> _Data rows_:
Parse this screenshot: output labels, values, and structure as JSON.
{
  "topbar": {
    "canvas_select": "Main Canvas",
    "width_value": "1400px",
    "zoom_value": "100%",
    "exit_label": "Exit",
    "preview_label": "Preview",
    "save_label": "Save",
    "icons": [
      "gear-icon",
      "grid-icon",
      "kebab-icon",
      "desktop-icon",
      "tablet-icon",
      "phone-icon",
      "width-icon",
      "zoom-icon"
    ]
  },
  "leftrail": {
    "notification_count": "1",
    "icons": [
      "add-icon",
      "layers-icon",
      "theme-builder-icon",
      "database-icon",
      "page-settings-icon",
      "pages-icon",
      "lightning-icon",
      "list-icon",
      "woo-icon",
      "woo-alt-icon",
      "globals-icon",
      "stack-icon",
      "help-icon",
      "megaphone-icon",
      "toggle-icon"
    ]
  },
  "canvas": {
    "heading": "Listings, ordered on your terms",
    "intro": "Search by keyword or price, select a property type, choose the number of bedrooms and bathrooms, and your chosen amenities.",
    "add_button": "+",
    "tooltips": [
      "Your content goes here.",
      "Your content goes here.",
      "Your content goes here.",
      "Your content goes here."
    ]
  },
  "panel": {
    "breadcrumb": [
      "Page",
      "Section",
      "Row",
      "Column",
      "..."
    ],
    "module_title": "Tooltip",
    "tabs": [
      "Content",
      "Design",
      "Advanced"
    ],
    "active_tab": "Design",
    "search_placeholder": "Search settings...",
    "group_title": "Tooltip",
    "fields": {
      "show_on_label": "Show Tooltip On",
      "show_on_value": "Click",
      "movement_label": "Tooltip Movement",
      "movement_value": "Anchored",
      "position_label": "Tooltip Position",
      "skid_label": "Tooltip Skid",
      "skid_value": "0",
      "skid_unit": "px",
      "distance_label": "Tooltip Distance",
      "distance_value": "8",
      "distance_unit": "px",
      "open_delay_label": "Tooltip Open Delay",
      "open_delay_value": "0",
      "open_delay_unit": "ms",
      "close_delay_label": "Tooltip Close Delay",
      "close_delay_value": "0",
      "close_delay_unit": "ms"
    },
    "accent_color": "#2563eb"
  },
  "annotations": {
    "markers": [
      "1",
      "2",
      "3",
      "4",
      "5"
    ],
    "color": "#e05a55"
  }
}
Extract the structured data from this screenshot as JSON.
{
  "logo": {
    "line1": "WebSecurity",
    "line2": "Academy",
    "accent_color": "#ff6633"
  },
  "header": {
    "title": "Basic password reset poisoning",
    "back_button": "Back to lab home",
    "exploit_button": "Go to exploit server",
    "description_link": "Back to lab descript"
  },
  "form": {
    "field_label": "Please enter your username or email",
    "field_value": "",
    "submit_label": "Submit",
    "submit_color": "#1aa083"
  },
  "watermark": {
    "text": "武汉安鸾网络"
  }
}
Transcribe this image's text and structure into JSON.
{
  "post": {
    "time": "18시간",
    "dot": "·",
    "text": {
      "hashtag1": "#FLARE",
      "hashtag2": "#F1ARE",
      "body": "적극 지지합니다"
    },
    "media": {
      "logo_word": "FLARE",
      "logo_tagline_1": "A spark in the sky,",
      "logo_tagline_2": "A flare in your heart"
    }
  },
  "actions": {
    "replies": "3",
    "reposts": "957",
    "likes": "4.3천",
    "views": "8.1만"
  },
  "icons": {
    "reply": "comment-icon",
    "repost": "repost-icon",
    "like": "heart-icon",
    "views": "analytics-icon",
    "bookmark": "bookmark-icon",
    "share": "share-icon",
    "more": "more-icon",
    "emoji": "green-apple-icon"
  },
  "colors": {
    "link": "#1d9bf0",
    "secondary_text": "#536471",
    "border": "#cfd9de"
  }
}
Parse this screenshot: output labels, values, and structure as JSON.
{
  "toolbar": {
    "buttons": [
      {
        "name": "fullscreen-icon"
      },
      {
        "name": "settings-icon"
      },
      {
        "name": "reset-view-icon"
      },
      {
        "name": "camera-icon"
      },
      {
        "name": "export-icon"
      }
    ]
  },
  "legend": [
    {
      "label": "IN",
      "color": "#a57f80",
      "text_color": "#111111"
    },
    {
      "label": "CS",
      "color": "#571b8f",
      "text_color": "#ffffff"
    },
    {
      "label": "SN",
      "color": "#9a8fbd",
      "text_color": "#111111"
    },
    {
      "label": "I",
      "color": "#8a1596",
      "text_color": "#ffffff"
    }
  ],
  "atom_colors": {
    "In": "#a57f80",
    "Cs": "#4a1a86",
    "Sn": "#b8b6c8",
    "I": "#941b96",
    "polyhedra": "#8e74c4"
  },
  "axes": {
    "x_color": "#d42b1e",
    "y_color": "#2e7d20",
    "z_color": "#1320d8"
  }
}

> _Task prompt_: Retype every entry word for word.

> _The response_:
Parse this screenshot: output labels, values, and structure as JSON.
{
  "topbar": {
    "canvas_select": "Main Canvas",
    "width_value": "1400px",
    "zoom_value": "100%",
    "exit_label": "Exit",
    "preview_label": "Preview",
    "save_label": "Save",
    "icons": [
      "gear-icon",
      "grid-icon",
      "kebab-icon",
      "desktop-icon",
      "tablet-icon",
      "phone-icon",
      "width-icon",
      "zoom-icon"
    ]
  },
  "leftrail": {
    "notification_count": "1",
    "icons": [
      "add-icon",
      "layers-icon",
      "theme-builder-icon",
      "database-icon",
      "page-settings-icon",
      "pages-icon",
      "lightning-icon",
      "list-icon",
      "woo-icon",
      "woo-alt-icon",
      "globals-icon",
      "stack-icon",
      "help-icon",
      "megaphone-icon",
      "toggle-icon"
    ]
  },
  "canvas": {
    "heading": "Listings, ordered on your terms",
    "intro": "Search by keyword or price, select a property type, choose the number of bedrooms and bathrooms, and your chosen amenities.",
    "add_button": "+",
    "tooltips": [
      "Your content goes here.",
      "Your content goes here.",
      "Your content goes here.",
      "Your content goes here."
    ]
  },
  "panel": {
    "breadcrumb": [
      "Page",
      "Section",
      "Row",
      "Column",
      "..."
    ],
    "module_title": "Tooltip",
    "tabs": [
      "Content",
      "Design",
      "Advanced"
    ],
    "active_tab": "Design",
    "search_placeholder": "Search settings...",
    "group_title": "Tooltip",
    "fields": {
      "show_on_label": "Show Tooltip On",
      "show_on_value": "Click",
      "movement_label": "Tooltip Movement",
      "movement_value": "Anchored",
      "position_label": "Tooltip Position",
      "skid_label": "Tooltip Skid",
      "skid_value": "0",
      "skid_unit": "px",
      "distance_label": "Tooltip Distance",
      "distance_value": "8",
      "distance_unit": "px",
      "open_delay_label": "Tooltip Open Delay",
      "open_delay_value": "0",
      "open_delay_unit": "ms",
      "close_delay_label": "Tooltip Close Delay",
      "close_delay_value": "0",
      "close_delay_unit": "ms"
    },
    "accent_color": "#2563eb"
  },
  "annotations": {
    "markers": [
      "1",
      "2",
      "3",
      "4",
      "5"
    ],
    "color": "#e05a55"
  }
}
Extract the structured data from this screenshot as JSON.
{
  "logo": {
    "line1": "WebSecurity",
    "line2": "Academy",
    "accent_color": "#ff6633"
  },
  "header": {
    "title": "Basic password reset poisoning",
    "back_button": "Back to lab home",
    "exploit_button": "Go to exploit server",
    "description_link": "Back to lab descript"
  },
  "form": {
    "field_label": "Please enter your username or email",
    "field_value": "",
    "submit_label": "Submit",
    "submit_color": "#1aa083"
  },
  "watermark": {
    "text": "武汉安鸾网络"
  }
}
Transcribe this image's text and structure into JSON.
{
  "post": {
    "time": "18시간",
    "dot": "·",
    "text": {
      "hashtag1": "#FLARE",
      "hashtag2": "#F1ARE",
      "body": "적극 지지합니다"
    },
    "media": {
      "logo_word": "FLARE",
      "logo_tagline_1": "A spark in the sky,",
      "logo_tagline_2": "A flare in your heart"
    }
  },
  "actions": {
    "replies": "3",
    "reposts": "957",
    "likes": "4.3천",
    "views": "8.1만"
  },
  "icons": {
    "reply": "comment-icon",
    "repost": "repost-icon",
    "like": "heart-icon",
    "views": "analytics-icon",
    "bookmark": "bookmark-icon",
    "share": "share-icon",
    "more": "more-icon",
    "emoji": "green-apple-icon"
  },
  "colors": {
    "link": "#1d9bf0",
    "secondary_text": "#536471",
    "border": "#cfd9de"
  }
}
Parse this screenshot: output labels, values, and structure as JSON.
{
  "toolbar": {
    "buttons": [
      {
        "name": "fullscreen-icon"
      },
      {
        "name": "settings-icon"
      },
      {
        "name": "reset-view-icon"
      },
      {
        "name": "camera-icon"
      },
      {
        "name": "export-icon"
      }
    ]
  },
  "legend": [
    {
      "label": "IN",
      "color": "#a57f80",
      "text_color": "#111111"
    },
    {
      "label": "CS",
      "color": "#571b8f",
      "text_color": "#ffffff"
    },
    {
      "label": "SN",
      "color": "#9a8fbd",
      "text_color": "#111111"
    },
    {
      "label": "I",
      "color": "#8a1596",
      "text_color": "#ffffff"
    }
  ],
  "atom_colors": {
    "In": "#a57f80",
    "Cs": "#4a1a86",
    "Sn": "#b8b6c8",
    "I": "#941b96",
    "polyhedra": "#8e74c4"
  },
  "axes": {
    "x_color": "#d42b1e",
    "y_color": "#2e7d20",
    "z_color": "#1320d8"
  }
}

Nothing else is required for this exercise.